What you have to do: Can you rewrite the material with every "pixel" changed to "image" and everything else left as it is? Leave the pictures out of your answer.

***** Provided material *****

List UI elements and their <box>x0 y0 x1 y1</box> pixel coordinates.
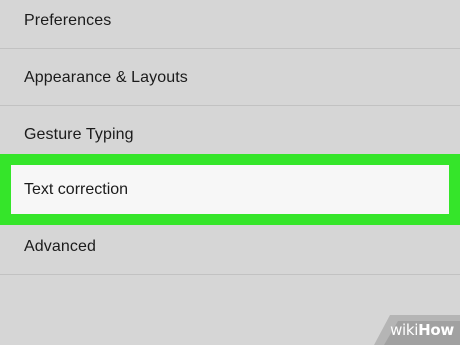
settings-item-label: Appearance & Layouts <box>24 68 188 86</box>
settings-item-text-correction[interactable]: Text correction <box>11 165 449 214</box>
settings-item-label: Text correction <box>24 180 129 198</box>
watermark-how: How <box>418 321 454 339</box>
divider <box>0 274 460 275</box>
settings-item-label: Advanced <box>24 237 96 255</box>
highlight-frame: Text correction <box>0 154 460 225</box>
settings-item-label: Gesture Typing <box>24 125 134 143</box>
settings-item-label: Preferences <box>24 11 112 29</box>
wikihow-watermark: wikiHow <box>360 311 460 345</box>
settings-item-preferences[interactable]: Preferences <box>0 0 460 49</box>
settings-item-advanced[interactable]: Advanced <box>0 218 460 275</box>
watermark-wiki: wiki <box>390 321 419 339</box>
settings-item-appearance-layouts[interactable]: Appearance & Layouts <box>0 49 460 106</box>
watermark-text: wikiHow <box>390 321 454 339</box>
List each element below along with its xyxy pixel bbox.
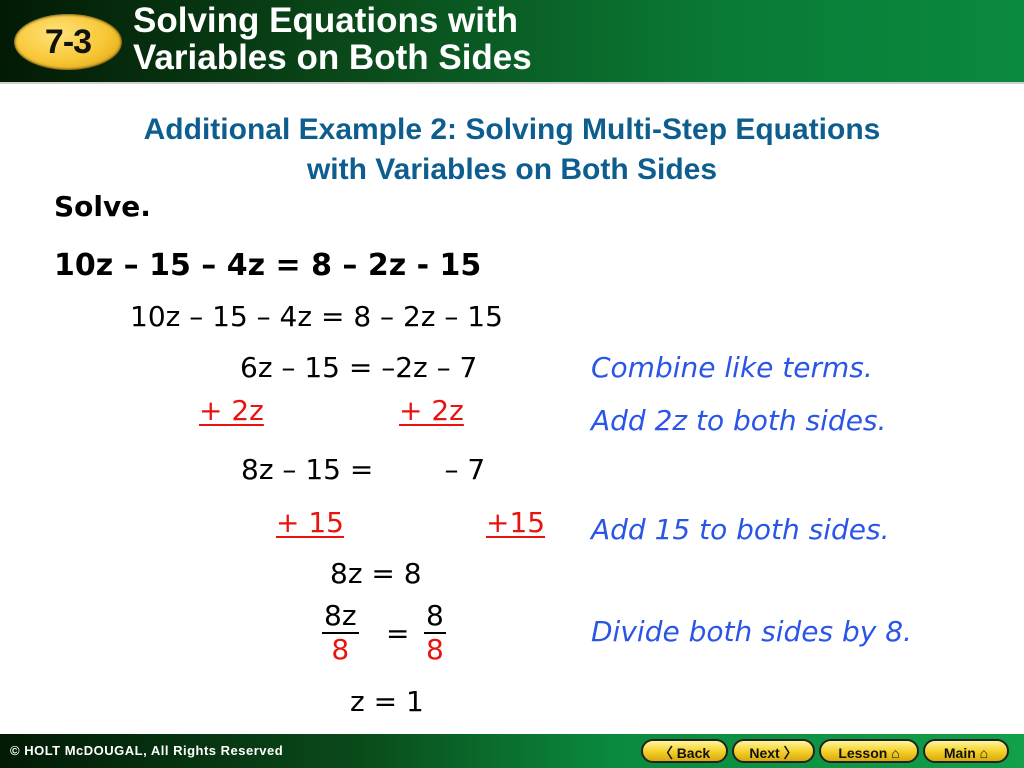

*****

Finished answer:
List UI elements and their <box>x0 y0 x1 y1</box> image coordinates.
settings-item-label: Appearance & Layouts <box>24 68 188 86</box>
settings-item-text-correction[interactable]: Text correction <box>11 165 449 214</box>
settings-item-label: Text correction <box>24 180 129 198</box>
watermark-how: How <box>418 321 454 339</box>
divider <box>0 274 460 275</box>
settings-item-label: Advanced <box>24 237 96 255</box>
highlight-frame: Text correction <box>0 154 460 225</box>
settings-item-label: Gesture Typing <box>24 125 134 143</box>
settings-item-label: Preferences <box>24 11 112 29</box>
wikihow-watermark: wikiHow <box>360 311 460 345</box>
settings-item-preferences[interactable]: Preferences <box>0 0 460 49</box>
settings-item-advanced[interactable]: Advanced <box>0 218 460 275</box>
watermark-wiki: wiki <box>390 321 419 339</box>
settings-item-appearance-layouts[interactable]: Appearance & Layouts <box>0 49 460 106</box>
watermark-text: wikiHow <box>390 321 454 339</box>
List each element below along with its xyxy image bbox.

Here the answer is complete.